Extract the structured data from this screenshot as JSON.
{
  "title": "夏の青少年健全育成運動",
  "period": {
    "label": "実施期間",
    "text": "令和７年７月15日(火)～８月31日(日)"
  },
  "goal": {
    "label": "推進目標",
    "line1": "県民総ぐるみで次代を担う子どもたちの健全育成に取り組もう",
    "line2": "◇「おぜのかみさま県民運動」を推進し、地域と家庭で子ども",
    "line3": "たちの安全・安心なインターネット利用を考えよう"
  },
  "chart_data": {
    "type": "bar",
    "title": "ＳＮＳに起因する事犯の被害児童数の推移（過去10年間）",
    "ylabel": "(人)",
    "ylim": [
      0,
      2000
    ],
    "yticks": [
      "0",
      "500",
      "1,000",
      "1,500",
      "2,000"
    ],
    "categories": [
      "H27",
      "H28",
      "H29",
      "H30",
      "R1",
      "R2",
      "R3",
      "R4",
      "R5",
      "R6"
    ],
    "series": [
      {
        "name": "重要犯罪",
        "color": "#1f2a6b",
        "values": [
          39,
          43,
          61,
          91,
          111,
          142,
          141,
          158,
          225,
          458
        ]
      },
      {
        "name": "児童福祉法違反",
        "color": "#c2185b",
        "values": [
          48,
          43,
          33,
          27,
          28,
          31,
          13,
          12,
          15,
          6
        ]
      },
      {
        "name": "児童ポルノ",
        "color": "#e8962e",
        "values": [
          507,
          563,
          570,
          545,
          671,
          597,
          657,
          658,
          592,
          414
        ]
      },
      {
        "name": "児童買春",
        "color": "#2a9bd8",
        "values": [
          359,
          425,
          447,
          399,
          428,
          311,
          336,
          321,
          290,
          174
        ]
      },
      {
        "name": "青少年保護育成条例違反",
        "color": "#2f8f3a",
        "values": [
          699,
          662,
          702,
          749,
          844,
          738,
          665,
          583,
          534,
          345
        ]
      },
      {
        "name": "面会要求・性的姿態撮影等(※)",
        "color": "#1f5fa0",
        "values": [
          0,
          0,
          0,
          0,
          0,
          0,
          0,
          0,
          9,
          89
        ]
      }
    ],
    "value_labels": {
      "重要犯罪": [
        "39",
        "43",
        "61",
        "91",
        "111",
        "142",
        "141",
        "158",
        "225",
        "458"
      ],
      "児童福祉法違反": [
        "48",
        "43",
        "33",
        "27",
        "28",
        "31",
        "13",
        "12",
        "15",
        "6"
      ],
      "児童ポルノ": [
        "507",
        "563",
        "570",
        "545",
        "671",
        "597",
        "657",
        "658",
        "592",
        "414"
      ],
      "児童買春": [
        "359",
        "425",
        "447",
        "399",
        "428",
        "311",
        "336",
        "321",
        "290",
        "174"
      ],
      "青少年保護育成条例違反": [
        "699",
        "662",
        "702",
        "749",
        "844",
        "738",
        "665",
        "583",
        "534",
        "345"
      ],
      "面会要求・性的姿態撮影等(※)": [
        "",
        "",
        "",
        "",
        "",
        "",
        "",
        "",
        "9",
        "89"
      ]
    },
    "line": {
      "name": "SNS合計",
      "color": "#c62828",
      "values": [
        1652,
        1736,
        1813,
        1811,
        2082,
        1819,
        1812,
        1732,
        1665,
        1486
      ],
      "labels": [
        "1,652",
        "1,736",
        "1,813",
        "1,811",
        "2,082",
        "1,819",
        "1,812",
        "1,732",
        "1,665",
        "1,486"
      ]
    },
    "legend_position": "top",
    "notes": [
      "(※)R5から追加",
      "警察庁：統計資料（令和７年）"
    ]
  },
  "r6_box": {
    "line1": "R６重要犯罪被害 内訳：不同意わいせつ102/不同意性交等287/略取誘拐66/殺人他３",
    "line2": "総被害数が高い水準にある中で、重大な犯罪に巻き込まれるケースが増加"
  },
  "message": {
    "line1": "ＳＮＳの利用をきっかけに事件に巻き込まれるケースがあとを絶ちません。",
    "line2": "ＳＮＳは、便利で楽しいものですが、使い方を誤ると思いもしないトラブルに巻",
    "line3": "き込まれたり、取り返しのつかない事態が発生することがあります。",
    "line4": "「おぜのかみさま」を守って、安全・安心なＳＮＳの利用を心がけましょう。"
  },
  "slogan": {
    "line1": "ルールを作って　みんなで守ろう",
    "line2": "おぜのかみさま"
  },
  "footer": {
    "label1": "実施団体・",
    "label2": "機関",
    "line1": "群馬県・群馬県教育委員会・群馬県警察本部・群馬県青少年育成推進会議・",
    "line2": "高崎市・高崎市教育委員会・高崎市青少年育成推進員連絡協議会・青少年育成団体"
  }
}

# What the exercise asks
Repeat the material above in full, quoting it exactly.

# Task solution
Extract the structured data from this screenshot as JSON.
{
  "title": "夏の青少年健全育成運動",
  "period": {
    "label": "実施期間",
    "text": "令和７年７月15日(火)～８月31日(日)"
  },
  "goal": {
    "label": "推進目標",
    "line1": "県民総ぐるみで次代を担う子どもたちの健全育成に取り組もう",
    "line2": "◇「おぜのかみさま県民運動」を推進し、地域と家庭で子ども",
    "line3": "たちの安全・安心なインターネット利用を考えよう"
  },
  "chart_data": {
    "type": "bar",
    "title": "ＳＮＳに起因する事犯の被害児童数の推移（過去10年間）",
    "ylabel": "(人)",
    "ylim": [
      0,
      2000
    ],
    "yticks": [
      "0",
      "500",
      "1,000",
      "1,500",
      "2,000"
    ],
    "categories": [
      "H27",
      "H28",
      "H29",
      "H30",
      "R1",
      "R2",
      "R3",
      "R4",
      "R5",
      "R6"
    ],
    "series": [
      {
        "name": "重要犯罪",
        "color": "#1f2a6b",
        "values": [
          39,
          43,
          61,
          91,
          111,
          142,
          141,
          158,
          225,
          458
        ]
      },
      {
        "name": "児童福祉法違反",
        "color": "#c2185b",
        "values": [
          48,
          43,
          33,
          27,
          28,
          31,
          13,
          12,
          15,
          6
        ]
      },
      {
        "name": "児童ポルノ",
        "color": "#e8962e",
        "values": [
          507,
          563,
          570,
          545,
          671,
          597,
          657,
          658,
          592,
          414
        ]
      },
      {
        "name": "児童買春",
        "color": "#2a9bd8",
        "values": [
          359,
          425,
          447,
          399,
          428,
          311,
          336,
          321,
          290,
          174
        ]
      },
      {
        "name": "青少年保護育成条例違反",
        "color": "#2f8f3a",
        "values": [
          699,
          662,
          702,
          749,
          844,
          738,
          665,
          583,
          534,
          345
        ]
      },
      {
        "name": "面会要求・性的姿態撮影等(※)",
        "color": "#1f5fa0",
        "values": [
          0,
          0,
          0,
          0,
          0,
          0,
          0,
          0,
          9,
          89
        ]
      }
    ],
    "value_labels": {
      "重要犯罪": [
        "39",
        "43",
        "61",
        "91",
        "111",
        "142",
        "141",
        "158",
        "225",
        "458"
      ],
      "児童福祉法違反": [
        "48",
        "43",
        "33",
        "27",
        "28",
        "31",
        "13",
        "12",
        "15",
        "6"
      ],
      "児童ポルノ": [
        "507",
        "563",
        "570",
        "545",
        "671",
        "597",
        "657",
        "658",
        "592",
        "414"
      ],
      "児童買春": [
        "359",
        "425",
        "447",
        "399",
        "428",
        "311",
        "336",
        "321",
        "290",
        "174"
      ],
      "青少年保護育成条例違反": [
        "699",
        "662",
        "702",
        "749",
        "844",
        "738",
        "665",
        "583",
        "534",
        "345"
      ],
      "面会要求・性的姿態撮影等(※)": [
        "",
        "",
        "",
        "",
        "",
        "",
        "",
        "",
        "9",
        "89"
      ]
    },
    "line": {
      "name": "SNS合計",
      "color": "#c62828",
      "values": [
        1652,
        1736,
        1813,
        1811,
        2082,
        1819,
        1812,
        1732,
        1665,
        1486
      ],
      "labels": [
        "1,652",
        "1,736",
        "1,813",
        "1,811",
        "2,082",
        "1,819",
        "1,812",
        "1,732",
        "1,665",
        "1,486"
      ]
    },
    "legend_position": "top",
    "notes": [
      "(※)R5から追加",
      "警察庁：統計資料（令和７年）"
    ]
  },
  "r6_box": {
    "line1": "R６重要犯罪被害 内訳：不同意わいせつ102/不同意性交等287/略取誘拐66/殺人他３",
    "line2": "総被害数が高い水準にある中で、重大な犯罪に巻き込まれるケースが増加"
  },
  "message": {
    "line1": "ＳＮＳの利用をきっかけに事件に巻き込まれるケースがあとを絶ちません。",
    "line2": "ＳＮＳは、便利で楽しいものですが、使い方を誤ると思いもしないトラブルに巻",
    "line3": "き込まれたり、取り返しのつかない事態が発生することがあります。",
    "line4": "「おぜのかみさま」を守って、安全・安心なＳＮＳの利用を心がけましょう。"
  },
  "slogan": {
    "line1": "ルールを作って　みんなで守ろう",
    "line2": "おぜのかみさま"
  },
  "footer": {
    "label1": "実施団体・",
    "label2": "機関",
    "line1": "群馬県・群馬県教育委員会・群馬県警察本部・群馬県青少年育成推進会議・",
    "line2": "高崎市・高崎市教育委員会・高崎市青少年育成推進員連絡協議会・青少年育成団体"
  }
}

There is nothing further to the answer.